WHAT YOU SHOULD DO:
Return a copy of each line that holds the string "много".

Saved entries
# # # # # # #
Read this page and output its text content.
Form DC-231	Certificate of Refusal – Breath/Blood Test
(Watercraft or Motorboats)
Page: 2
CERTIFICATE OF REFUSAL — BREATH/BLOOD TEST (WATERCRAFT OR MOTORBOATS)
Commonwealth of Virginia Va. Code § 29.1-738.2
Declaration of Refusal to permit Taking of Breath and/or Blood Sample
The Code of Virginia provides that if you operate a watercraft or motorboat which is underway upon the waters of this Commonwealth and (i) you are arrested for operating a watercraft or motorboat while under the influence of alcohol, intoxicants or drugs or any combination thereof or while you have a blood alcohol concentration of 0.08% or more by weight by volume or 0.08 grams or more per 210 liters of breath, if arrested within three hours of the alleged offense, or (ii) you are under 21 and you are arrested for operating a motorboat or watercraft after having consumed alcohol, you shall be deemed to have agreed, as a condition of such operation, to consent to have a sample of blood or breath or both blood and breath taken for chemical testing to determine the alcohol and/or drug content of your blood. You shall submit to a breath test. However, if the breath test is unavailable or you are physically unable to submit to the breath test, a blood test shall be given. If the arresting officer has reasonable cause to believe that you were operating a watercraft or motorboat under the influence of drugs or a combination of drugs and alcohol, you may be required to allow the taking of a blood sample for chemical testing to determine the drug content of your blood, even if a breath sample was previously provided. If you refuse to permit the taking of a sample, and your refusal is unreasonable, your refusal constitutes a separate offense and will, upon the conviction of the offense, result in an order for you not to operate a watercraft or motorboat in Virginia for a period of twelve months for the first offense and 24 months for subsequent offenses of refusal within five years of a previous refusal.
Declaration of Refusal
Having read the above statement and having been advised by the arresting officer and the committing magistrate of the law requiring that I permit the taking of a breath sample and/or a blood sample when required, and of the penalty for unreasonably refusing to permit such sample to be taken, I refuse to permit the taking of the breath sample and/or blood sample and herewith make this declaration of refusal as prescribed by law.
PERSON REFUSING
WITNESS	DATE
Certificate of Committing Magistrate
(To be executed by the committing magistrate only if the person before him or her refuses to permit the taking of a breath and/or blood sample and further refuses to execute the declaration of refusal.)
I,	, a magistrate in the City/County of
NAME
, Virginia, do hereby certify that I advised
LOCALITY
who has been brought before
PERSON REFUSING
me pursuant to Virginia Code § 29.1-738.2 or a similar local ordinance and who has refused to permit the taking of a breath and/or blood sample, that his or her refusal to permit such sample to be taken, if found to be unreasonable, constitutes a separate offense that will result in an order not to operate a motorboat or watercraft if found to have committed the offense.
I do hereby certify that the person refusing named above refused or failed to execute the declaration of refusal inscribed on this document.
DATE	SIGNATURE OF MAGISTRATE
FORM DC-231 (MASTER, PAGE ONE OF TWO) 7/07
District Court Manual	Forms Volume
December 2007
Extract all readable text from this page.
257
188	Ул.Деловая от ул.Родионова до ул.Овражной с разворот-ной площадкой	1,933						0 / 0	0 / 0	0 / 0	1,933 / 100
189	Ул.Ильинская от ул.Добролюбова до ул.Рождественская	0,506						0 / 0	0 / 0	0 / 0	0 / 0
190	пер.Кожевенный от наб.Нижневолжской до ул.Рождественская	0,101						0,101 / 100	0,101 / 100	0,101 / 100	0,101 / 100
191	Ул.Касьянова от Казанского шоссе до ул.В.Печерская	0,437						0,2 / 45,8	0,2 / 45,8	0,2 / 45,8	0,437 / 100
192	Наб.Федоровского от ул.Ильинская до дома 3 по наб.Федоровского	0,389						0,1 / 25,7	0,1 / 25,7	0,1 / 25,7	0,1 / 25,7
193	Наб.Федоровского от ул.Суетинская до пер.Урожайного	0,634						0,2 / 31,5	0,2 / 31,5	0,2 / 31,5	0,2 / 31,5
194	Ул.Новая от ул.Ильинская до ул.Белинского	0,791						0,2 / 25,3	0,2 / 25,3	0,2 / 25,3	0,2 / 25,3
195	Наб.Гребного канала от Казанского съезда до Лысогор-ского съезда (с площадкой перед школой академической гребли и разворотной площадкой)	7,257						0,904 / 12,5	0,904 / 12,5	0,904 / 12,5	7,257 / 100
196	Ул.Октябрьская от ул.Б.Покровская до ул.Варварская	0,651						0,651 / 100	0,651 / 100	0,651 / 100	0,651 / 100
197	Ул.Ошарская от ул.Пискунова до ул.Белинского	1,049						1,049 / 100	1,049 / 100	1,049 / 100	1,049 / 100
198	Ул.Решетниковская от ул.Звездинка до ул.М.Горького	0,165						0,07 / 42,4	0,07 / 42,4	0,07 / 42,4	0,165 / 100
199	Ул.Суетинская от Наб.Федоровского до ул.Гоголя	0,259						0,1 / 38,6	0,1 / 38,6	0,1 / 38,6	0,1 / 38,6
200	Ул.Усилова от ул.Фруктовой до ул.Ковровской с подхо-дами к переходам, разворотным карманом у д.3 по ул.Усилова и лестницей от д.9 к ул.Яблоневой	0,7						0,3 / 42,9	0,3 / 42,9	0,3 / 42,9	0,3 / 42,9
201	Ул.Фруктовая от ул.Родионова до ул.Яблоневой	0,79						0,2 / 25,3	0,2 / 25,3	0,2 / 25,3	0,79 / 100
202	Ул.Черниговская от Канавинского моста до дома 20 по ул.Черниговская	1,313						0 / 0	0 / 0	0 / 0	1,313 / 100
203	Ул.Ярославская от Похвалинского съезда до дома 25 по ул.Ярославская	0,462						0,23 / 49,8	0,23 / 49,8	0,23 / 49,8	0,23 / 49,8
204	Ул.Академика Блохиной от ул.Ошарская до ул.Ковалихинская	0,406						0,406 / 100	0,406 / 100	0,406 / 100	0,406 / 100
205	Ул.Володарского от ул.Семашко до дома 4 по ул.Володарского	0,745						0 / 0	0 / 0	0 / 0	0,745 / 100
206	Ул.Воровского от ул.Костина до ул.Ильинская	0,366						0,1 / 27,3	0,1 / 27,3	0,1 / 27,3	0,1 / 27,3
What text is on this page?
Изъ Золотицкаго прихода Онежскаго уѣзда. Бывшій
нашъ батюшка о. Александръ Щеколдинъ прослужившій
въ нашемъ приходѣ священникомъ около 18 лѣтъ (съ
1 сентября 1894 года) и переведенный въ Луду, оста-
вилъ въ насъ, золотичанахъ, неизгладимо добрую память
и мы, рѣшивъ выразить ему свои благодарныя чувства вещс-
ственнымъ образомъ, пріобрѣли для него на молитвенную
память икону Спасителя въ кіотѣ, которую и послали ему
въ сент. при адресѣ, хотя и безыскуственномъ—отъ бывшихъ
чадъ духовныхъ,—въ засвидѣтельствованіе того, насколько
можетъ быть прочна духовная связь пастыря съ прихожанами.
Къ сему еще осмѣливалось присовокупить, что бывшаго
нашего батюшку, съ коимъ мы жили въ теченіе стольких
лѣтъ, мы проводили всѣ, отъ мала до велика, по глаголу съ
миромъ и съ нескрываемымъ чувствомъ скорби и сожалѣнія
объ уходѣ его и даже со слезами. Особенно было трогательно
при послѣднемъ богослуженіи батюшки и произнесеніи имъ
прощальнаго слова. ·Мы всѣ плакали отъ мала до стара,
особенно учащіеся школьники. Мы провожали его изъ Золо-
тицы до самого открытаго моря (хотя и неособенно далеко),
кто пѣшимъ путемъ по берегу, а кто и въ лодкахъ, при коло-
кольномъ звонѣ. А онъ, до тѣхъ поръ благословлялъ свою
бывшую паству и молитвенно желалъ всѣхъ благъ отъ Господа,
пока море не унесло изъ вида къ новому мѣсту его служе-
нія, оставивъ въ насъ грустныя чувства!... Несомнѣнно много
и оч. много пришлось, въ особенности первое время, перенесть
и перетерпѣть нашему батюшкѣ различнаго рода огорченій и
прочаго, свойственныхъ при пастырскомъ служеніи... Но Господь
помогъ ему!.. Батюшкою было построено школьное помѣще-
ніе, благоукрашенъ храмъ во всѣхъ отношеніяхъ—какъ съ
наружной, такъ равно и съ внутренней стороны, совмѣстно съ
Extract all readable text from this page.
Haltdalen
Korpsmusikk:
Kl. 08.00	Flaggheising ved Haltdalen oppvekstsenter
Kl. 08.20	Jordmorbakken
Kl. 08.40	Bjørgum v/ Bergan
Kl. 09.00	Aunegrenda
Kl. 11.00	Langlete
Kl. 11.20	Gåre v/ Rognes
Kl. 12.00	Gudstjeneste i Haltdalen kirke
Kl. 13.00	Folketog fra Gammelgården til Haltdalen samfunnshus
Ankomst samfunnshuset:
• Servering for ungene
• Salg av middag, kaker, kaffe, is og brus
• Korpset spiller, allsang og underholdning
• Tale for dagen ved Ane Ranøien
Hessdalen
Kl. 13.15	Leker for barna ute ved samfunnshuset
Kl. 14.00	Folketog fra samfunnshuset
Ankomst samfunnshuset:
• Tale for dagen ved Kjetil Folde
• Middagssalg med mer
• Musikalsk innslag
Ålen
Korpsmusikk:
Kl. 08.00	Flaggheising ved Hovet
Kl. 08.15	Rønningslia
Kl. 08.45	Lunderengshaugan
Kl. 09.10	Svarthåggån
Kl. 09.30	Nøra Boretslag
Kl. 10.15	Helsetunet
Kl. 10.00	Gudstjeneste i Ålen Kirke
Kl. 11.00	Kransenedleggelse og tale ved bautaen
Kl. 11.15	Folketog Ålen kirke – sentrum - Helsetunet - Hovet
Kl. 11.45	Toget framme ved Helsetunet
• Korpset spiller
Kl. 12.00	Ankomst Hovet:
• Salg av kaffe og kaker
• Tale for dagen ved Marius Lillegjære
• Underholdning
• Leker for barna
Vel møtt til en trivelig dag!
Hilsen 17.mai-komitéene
# # # # # # #
WRITTEN ANSWER:
нія, оставивъ въ насъ грустныя чувства!... Несомнѣнно много
и оч. много пришлось, въ особенности первое время, перенесть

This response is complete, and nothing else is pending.